**AIM**
Write out each line exactly as it stands, please.
### AVAILABLE RECORDS
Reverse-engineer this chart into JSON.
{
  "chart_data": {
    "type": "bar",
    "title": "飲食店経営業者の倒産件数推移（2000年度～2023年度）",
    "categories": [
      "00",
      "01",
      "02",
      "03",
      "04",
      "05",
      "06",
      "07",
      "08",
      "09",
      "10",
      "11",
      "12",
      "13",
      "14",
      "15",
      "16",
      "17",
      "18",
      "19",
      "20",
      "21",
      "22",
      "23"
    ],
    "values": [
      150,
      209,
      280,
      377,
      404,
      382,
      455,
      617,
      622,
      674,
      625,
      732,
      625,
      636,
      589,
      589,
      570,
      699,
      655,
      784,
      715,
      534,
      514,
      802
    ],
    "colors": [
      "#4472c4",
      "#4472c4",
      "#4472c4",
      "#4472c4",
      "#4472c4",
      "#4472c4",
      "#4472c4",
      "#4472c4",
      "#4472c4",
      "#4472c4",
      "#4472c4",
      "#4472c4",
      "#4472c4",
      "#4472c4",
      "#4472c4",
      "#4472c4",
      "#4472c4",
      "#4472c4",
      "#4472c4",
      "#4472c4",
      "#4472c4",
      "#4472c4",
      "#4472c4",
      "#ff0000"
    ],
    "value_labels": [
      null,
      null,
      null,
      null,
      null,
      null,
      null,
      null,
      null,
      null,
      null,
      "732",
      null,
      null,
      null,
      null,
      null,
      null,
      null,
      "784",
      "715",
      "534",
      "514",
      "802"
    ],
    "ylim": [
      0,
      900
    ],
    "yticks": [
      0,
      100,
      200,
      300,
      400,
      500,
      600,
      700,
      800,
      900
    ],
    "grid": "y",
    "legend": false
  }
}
######
**WRITTEN RESPONSE**
Reverse-engineer this chart into JSON.
{
  "chart_data": {
    "type": "bar",
    "title": "飲食店経営業者の倒産件数推移（2000年度～2023年度）",
    "categories": [
      "00",
      "01",
      "02",
      "03",
      "04",
      "05",
      "06",
      "07",
      "08",
      "09",
      "10",
      "11",
      "12",
      "13",
      "14",
      "15",
      "16",
      "17",
      "18",
      "19",
      "20",
      "21",
      "22",
      "23"
    ],
    "values": [
      150,
      209,
      280,
      377,
      404,
      382,
      455,
      617,
      622,
      674,
      625,
      732,
      625,
      636,
      589,
      589,
      570,
      699,
      655,
      784,
      715,
      534,
      514,
      802
    ],
    "colors": [
      "#4472c4",
      "#4472c4",
      "#4472c4",
      "#4472c4",
      "#4472c4",
      "#4472c4",
      "#4472c4",
      "#4472c4",
      "#4472c4",
      "#4472c4",
      "#4472c4",
      "#4472c4",
      "#4472c4",
      "#4472c4",
      "#4472c4",
      "#4472c4",
      "#4472c4",
      "#4472c4",
      "#4472c4",
      "#4472c4",
      "#4472c4",
      "#4472c4",
      "#4472c4",
      "#ff0000"
    ],
    "value_labels": [
      null,
      null,
      null,
      null,
      null,
      null,
      null,
      null,
      null,
      null,
      null,
      "732",
      null,
      null,
      null,
      null,
      null,
      null,
      null,
      "784",
      "715",
      "534",
      "514",
      "802"
    ],
    "ylim": [
      0,
      900
    ],
    "yticks": [
      0,
      100,
      200,
      300,
      400,
      500,
      600,
      700,
      800,
      900
    ],
    "grid": "y",
    "legend": false
  }
}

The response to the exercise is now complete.